--- Problem requirements ---
Show all lines that include the string "JSON"; copy each one.

--- Start Supplied material ---

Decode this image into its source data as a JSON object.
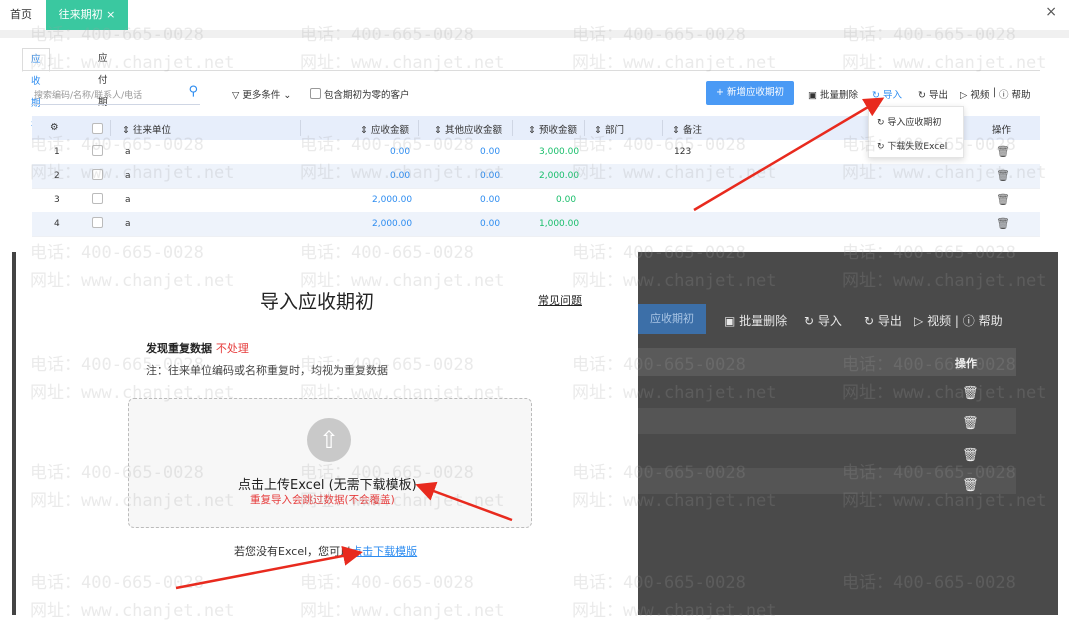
{
  "top_tabs": {
    "home": "首页",
    "active": "往来期初",
    "close_active": "×",
    "close_window": "×"
  },
  "sub_tabs": {
    "receivable": "应收期初",
    "payable": "应付期初"
  },
  "toolbar": {
    "search_placeholder": "搜索编码/名称/联系人/电话",
    "more_conditions": "更多条件",
    "include_zero": "包含期初为零的客户",
    "new_button": "+ 新增应收期初",
    "batch_delete": "批量删除",
    "import": "导入",
    "export": "导出",
    "video": "视频",
    "help": "帮助"
  },
  "table": {
    "headers": {
      "unit": "往来单位",
      "receivable": "应收金额",
      "other": "其他应收金额",
      "prepaid": "预收金额",
      "dept": "部门",
      "remark": "备注",
      "action": "操作"
    },
    "rows": [
      {
        "no": "1",
        "unit": "a",
        "receivable": "0.00",
        "other": "0.00",
        "prepaid": "3,000.00",
        "remark": "123"
      },
      {
        "no": "2",
        "unit": "a",
        "receivable": "0.00",
        "other": "0.00",
        "prepaid": "2,000.00",
        "remark": ""
      },
      {
        "no": "3",
        "unit": "a",
        "receivable": "2,000.00",
        "other": "0.00",
        "prepaid": "0.00",
        "remark": ""
      },
      {
        "no": "4",
        "unit": "a",
        "receivable": "2,000.00",
        "other": "0.00",
        "prepaid": "1,000.00",
        "remark": ""
      }
    ]
  },
  "dropdown": {
    "import_receivable": "导入应收期初",
    "download_failed": "下载失败Excel"
  },
  "dialog": {
    "title": "导入应收期初",
    "faq": "常见问题",
    "dup_label": "发现重复数据",
    "dup_value": "不处理",
    "note": "注：往来单位编码或名称重复时，均视为重复数据",
    "upload_text": "点击上传Excel (无需下载模板)",
    "upload_warning": "重复导入会跳过数据(不会覆盖)",
    "template_prefix": "若您没有Excel，您可以",
    "template_link": "点击下载模版"
  },
  "overlay": {
    "new_button": "应收期初",
    "batch_delete": "批量删除",
    "import": "导入",
    "export": "导出",
    "video": "视频",
    "help": "帮助",
    "action": "操作"
  },
  "watermark": {
    "phone": "电话：400-665-0028",
    "site": "网址：www.chanjet.net"
  },
  "colors": {
    "accent_tab": "#3ac8a0",
    "primary": "#4a9af5",
    "link": "#2d8cf0",
    "green": "#19be6b",
    "red": "#e63c3c",
    "arrow": "#e82a1e"
  }
}
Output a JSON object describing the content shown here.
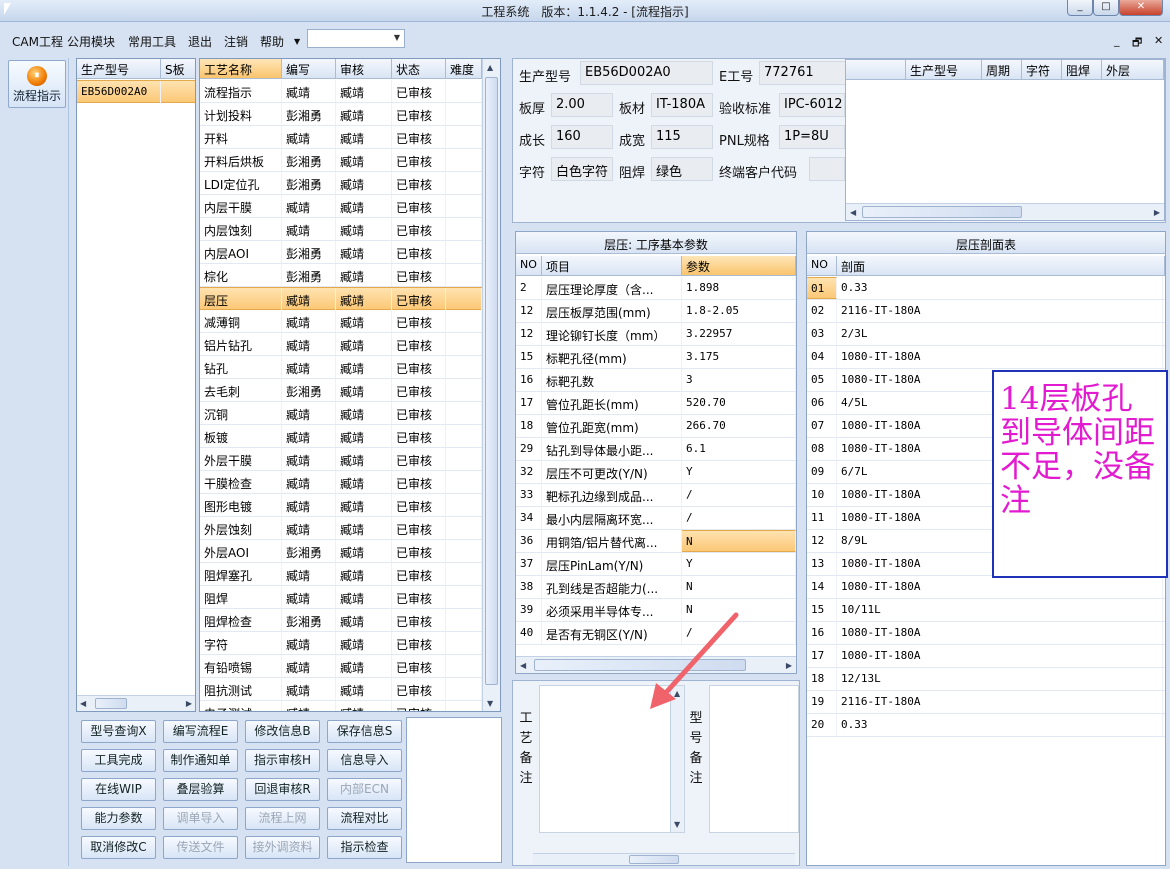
{
  "window": {
    "title": "工程系统　版本：1.1.4.2 - [流程指示]",
    "controls": [
      "_",
      "□",
      "✕"
    ]
  },
  "menubar": {
    "items": [
      "CAM工程",
      "公用模块",
      "常用工具",
      "退出",
      "注销",
      "帮助"
    ],
    "dropdown_value": "",
    "mdi_controls": [
      "_",
      "🗗",
      "✕"
    ]
  },
  "left_nav": {
    "flow_button_label": "流程指示"
  },
  "model_list": {
    "columns": [
      "生产型号",
      "S板"
    ],
    "rows": [
      [
        "EB56D002A0",
        ""
      ]
    ]
  },
  "process_list": {
    "columns": [
      "工艺名称",
      "编写",
      "审核",
      "状态",
      "难度"
    ],
    "rows": [
      [
        "流程指示",
        "臧靖",
        "臧靖",
        "已审核"
      ],
      [
        "计划投料",
        "彭湘勇",
        "臧靖",
        "已审核"
      ],
      [
        "开料",
        "臧靖",
        "臧靖",
        "已审核"
      ],
      [
        "开料后烘板",
        "彭湘勇",
        "臧靖",
        "已审核"
      ],
      [
        "LDI定位孔",
        "彭湘勇",
        "臧靖",
        "已审核"
      ],
      [
        "内层干膜",
        "臧靖",
        "臧靖",
        "已审核"
      ],
      [
        "内层蚀刻",
        "臧靖",
        "臧靖",
        "已审核"
      ],
      [
        "内层AOI",
        "彭湘勇",
        "臧靖",
        "已审核"
      ],
      [
        "棕化",
        "彭湘勇",
        "臧靖",
        "已审核"
      ],
      [
        "层压",
        "臧靖",
        "臧靖",
        "已审核"
      ],
      [
        "减薄铜",
        "臧靖",
        "臧靖",
        "已审核"
      ],
      [
        "铝片钻孔",
        "臧靖",
        "臧靖",
        "已审核"
      ],
      [
        "钻孔",
        "臧靖",
        "臧靖",
        "已审核"
      ],
      [
        "去毛刺",
        "彭湘勇",
        "臧靖",
        "已审核"
      ],
      [
        "沉铜",
        "臧靖",
        "臧靖",
        "已审核"
      ],
      [
        "板镀",
        "臧靖",
        "臧靖",
        "已审核"
      ],
      [
        "外层干膜",
        "臧靖",
        "臧靖",
        "已审核"
      ],
      [
        "干膜检查",
        "臧靖",
        "臧靖",
        "已审核"
      ],
      [
        "图形电镀",
        "臧靖",
        "臧靖",
        "已审核"
      ],
      [
        "外层蚀刻",
        "臧靖",
        "臧靖",
        "已审核"
      ],
      [
        "外层AOI",
        "彭湘勇",
        "臧靖",
        "已审核"
      ],
      [
        "阻焊塞孔",
        "臧靖",
        "臧靖",
        "已审核"
      ],
      [
        "阻焊",
        "臧靖",
        "臧靖",
        "已审核"
      ],
      [
        "阻焊检查",
        "彭湘勇",
        "臧靖",
        "已审核"
      ],
      [
        "字符",
        "臧靖",
        "臧靖",
        "已审核"
      ],
      [
        "有铅喷锡",
        "臧靖",
        "臧靖",
        "已审核"
      ],
      [
        "阻抗测试",
        "臧靖",
        "臧靖",
        "已审核"
      ],
      [
        "电子测试",
        "臧靖",
        "臧靖",
        "已审核"
      ]
    ],
    "selected_index": 9
  },
  "buttons": [
    [
      "型号查询X",
      "编写流程E",
      "修改信息B",
      "保存信息S"
    ],
    [
      "工具完成",
      "制作通知单",
      "指示审核H",
      "信息导入"
    ],
    [
      "在线WIP",
      "叠层验算",
      "回退审核R",
      "内部ECN"
    ],
    [
      "能力参数",
      "调单导入",
      "流程上网",
      "流程对比"
    ],
    [
      "取消修改C",
      "传送文件",
      "接外调资料",
      "指示检查"
    ]
  ],
  "disabled_buttons": [
    "内部ECN",
    "调单导入",
    "流程上网",
    "传送文件",
    "接外调资料"
  ],
  "info": {
    "model_label": "生产型号",
    "model_value": "EB56D002A0",
    "eno_label": "E工号",
    "eno_value": "772761",
    "thickness_label": "板厚",
    "thickness_value": "2.00",
    "material_label": "板材",
    "material_value": "IT-180A",
    "standard_label": "验收标准",
    "standard_value": "IPC-6012",
    "length_label": "成长",
    "length_value": "160",
    "width_label": "成宽",
    "width_value": "115",
    "pnl_label": "PNL规格",
    "pnl_value": "1P=8U",
    "char_label": "字符",
    "char_value": "白色字符",
    "mask_label": "阻焊",
    "mask_value": "绿色",
    "customer_label": "终端客户代码",
    "customer_value": ""
  },
  "right_table": {
    "columns": [
      "生产型号",
      "周期",
      "字符",
      "阻焊",
      "外层"
    ]
  },
  "params": {
    "title": "层压: 工序基本参数",
    "columns": [
      "NO",
      "项目",
      "参数"
    ],
    "rows": [
      [
        "2",
        "层压理论厚度（含...",
        "1.898"
      ],
      [
        "12",
        "层压板厚范围(mm)",
        "1.8-2.05"
      ],
      [
        "12",
        "理论铆钉长度（mm）",
        "3.22957"
      ],
      [
        "15",
        "标靶孔径(mm)",
        "3.175"
      ],
      [
        "16",
        "标靶孔数",
        "3"
      ],
      [
        "17",
        "管位孔距长(mm)",
        "520.70"
      ],
      [
        "18",
        "管位孔距宽(mm)",
        "266.70"
      ],
      [
        "29",
        "钻孔到导体最小距...",
        "6.1"
      ],
      [
        "32",
        "层压不可更改(Y/N)",
        "Y"
      ],
      [
        "33",
        "靶标孔边缘到成品...",
        "/"
      ],
      [
        "34",
        "最小内层隔离环宽...",
        "/"
      ],
      [
        "36",
        "用铜箔/铝片替代离...",
        "N"
      ],
      [
        "37",
        "层压PinLam(Y/N)",
        "Y"
      ],
      [
        "38",
        "孔到线是否超能力(...",
        "N"
      ],
      [
        "39",
        "必须采用半导体专...",
        "N"
      ],
      [
        "40",
        "是否有无铜区(Y/N)",
        "/"
      ]
    ],
    "selected_index": 11
  },
  "stackup": {
    "title": "层压剖面表",
    "columns": [
      "NO",
      "剖面"
    ],
    "rows": [
      [
        "01",
        "0.33"
      ],
      [
        "02",
        "2116-IT-180A"
      ],
      [
        "03",
        "2/3L"
      ],
      [
        "04",
        "1080-IT-180A"
      ],
      [
        "05",
        "1080-IT-180A"
      ],
      [
        "06",
        "4/5L"
      ],
      [
        "07",
        "1080-IT-180A"
      ],
      [
        "08",
        "1080-IT-180A"
      ],
      [
        "09",
        "6/7L"
      ],
      [
        "10",
        "1080-IT-180A"
      ],
      [
        "11",
        "1080-IT-180A"
      ],
      [
        "12",
        "8/9L"
      ],
      [
        "13",
        "1080-IT-180A"
      ],
      [
        "14",
        "1080-IT-180A"
      ],
      [
        "15",
        "10/11L"
      ],
      [
        "16",
        "1080-IT-180A"
      ],
      [
        "17",
        "1080-IT-180A"
      ],
      [
        "18",
        "12/13L"
      ],
      [
        "19",
        "2116-IT-180A"
      ],
      [
        "20",
        "0.33"
      ]
    ]
  },
  "remarks": {
    "process_label": "工艺备注",
    "model_label": "型号备注",
    "process_text": "",
    "model_text": ""
  },
  "annotation": {
    "text": "14层板孔到导体间距不足，没备注",
    "color": "#e31bd0",
    "border_color": "#1f33b8",
    "arrow_color": "#f0636b"
  }
}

--- End Supplied material ---

--- Task response ---
Decode this image into its source data as a JSON object.
Output a JSON object describing the content shown here.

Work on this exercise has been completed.